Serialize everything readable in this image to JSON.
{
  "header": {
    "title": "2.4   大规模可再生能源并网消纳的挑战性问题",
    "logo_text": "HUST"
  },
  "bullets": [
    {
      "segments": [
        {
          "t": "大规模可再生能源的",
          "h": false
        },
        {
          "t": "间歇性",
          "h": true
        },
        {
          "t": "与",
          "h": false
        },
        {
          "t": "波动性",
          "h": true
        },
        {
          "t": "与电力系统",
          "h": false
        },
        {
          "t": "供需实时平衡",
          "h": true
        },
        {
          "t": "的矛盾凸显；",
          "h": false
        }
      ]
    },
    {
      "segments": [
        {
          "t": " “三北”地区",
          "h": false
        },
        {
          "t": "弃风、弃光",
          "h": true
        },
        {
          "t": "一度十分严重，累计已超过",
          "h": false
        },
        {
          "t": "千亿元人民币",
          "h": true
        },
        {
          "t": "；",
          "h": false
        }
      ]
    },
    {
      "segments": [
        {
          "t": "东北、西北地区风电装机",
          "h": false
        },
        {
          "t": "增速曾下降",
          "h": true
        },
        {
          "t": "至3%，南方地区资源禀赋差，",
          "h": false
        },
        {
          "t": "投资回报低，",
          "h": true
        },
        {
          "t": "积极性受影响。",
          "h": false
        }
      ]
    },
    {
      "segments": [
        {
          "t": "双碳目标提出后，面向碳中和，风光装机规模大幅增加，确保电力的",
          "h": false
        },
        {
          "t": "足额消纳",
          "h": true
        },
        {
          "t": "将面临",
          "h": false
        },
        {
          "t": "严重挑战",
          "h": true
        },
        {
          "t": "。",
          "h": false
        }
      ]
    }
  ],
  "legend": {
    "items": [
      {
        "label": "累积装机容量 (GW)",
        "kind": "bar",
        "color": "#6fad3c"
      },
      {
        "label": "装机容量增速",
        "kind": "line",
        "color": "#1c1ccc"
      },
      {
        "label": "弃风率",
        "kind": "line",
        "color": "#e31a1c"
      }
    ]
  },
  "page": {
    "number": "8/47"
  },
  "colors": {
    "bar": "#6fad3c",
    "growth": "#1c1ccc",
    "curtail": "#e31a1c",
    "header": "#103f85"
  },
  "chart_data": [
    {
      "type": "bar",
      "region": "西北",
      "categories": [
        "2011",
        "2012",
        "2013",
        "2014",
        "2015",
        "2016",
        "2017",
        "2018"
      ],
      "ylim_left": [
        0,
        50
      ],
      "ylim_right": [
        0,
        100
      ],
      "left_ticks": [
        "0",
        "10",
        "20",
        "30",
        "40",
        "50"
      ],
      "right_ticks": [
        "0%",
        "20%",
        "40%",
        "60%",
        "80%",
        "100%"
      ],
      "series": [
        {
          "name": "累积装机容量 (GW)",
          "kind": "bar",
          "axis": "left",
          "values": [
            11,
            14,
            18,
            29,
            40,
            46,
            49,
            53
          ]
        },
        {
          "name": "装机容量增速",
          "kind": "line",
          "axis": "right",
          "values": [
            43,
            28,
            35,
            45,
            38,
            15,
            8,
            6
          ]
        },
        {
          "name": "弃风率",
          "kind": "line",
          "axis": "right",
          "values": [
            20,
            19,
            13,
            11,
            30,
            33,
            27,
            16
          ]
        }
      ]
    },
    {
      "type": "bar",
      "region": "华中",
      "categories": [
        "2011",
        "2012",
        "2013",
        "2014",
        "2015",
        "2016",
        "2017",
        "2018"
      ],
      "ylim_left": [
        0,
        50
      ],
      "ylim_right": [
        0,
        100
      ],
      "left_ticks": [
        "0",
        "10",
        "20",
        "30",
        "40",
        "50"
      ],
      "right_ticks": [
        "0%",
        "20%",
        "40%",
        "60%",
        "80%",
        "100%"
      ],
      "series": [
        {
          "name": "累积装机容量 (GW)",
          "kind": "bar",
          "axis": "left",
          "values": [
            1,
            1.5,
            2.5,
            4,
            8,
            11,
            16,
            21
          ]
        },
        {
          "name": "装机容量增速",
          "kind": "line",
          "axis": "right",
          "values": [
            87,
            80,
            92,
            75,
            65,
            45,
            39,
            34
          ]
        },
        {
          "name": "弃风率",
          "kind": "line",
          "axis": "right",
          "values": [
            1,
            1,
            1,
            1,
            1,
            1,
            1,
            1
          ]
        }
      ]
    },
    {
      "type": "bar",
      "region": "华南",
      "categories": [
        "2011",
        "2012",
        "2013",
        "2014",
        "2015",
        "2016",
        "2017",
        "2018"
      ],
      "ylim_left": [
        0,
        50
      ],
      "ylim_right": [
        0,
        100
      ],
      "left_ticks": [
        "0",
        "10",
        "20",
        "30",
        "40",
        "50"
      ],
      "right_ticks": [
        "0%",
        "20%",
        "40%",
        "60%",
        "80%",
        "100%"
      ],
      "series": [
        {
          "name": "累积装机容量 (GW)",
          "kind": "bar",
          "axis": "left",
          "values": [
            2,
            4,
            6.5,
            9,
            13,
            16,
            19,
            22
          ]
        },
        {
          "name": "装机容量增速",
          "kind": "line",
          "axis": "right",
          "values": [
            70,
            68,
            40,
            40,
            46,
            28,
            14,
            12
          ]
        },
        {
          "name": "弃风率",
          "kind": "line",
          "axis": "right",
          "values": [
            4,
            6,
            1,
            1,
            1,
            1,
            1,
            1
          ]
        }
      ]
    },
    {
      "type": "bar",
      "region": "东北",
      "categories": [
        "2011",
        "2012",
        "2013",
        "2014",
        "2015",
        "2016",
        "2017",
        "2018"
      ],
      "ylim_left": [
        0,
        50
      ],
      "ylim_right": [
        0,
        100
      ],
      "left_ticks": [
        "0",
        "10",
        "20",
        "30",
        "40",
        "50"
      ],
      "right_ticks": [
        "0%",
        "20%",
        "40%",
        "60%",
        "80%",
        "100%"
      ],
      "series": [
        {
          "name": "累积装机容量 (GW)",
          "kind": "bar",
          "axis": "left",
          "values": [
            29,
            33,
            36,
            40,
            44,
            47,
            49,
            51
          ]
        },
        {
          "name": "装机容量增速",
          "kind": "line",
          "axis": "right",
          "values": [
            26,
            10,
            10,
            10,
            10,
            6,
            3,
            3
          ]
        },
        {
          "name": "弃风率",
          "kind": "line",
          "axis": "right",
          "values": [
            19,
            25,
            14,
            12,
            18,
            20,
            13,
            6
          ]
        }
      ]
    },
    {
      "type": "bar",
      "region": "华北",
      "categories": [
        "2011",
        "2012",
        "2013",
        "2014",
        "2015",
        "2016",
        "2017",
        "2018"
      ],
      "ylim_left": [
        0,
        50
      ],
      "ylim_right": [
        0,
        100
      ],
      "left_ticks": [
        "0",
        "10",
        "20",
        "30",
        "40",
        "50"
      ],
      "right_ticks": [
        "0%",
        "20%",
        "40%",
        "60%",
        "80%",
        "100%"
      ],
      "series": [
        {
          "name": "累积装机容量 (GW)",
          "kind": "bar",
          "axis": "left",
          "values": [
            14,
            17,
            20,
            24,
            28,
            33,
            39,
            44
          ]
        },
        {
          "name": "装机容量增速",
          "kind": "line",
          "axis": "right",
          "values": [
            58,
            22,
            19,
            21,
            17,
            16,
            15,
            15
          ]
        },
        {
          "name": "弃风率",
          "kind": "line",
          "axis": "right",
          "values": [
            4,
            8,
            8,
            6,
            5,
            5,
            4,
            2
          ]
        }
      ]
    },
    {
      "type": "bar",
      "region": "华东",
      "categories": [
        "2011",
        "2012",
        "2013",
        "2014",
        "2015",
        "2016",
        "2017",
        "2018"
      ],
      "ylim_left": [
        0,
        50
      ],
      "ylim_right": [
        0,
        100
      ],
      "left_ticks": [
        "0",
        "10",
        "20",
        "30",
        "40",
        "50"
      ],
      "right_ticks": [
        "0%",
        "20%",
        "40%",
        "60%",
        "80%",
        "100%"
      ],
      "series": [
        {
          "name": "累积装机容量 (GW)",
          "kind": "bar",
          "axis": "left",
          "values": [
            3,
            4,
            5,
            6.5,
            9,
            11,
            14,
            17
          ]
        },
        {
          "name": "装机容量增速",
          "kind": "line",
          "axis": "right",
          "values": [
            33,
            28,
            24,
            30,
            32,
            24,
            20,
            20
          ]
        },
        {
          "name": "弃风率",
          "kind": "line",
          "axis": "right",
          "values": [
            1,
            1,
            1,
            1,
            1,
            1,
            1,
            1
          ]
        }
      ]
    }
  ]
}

========================================

Say how many lines in the records contain the string "region", and say nothing else.

6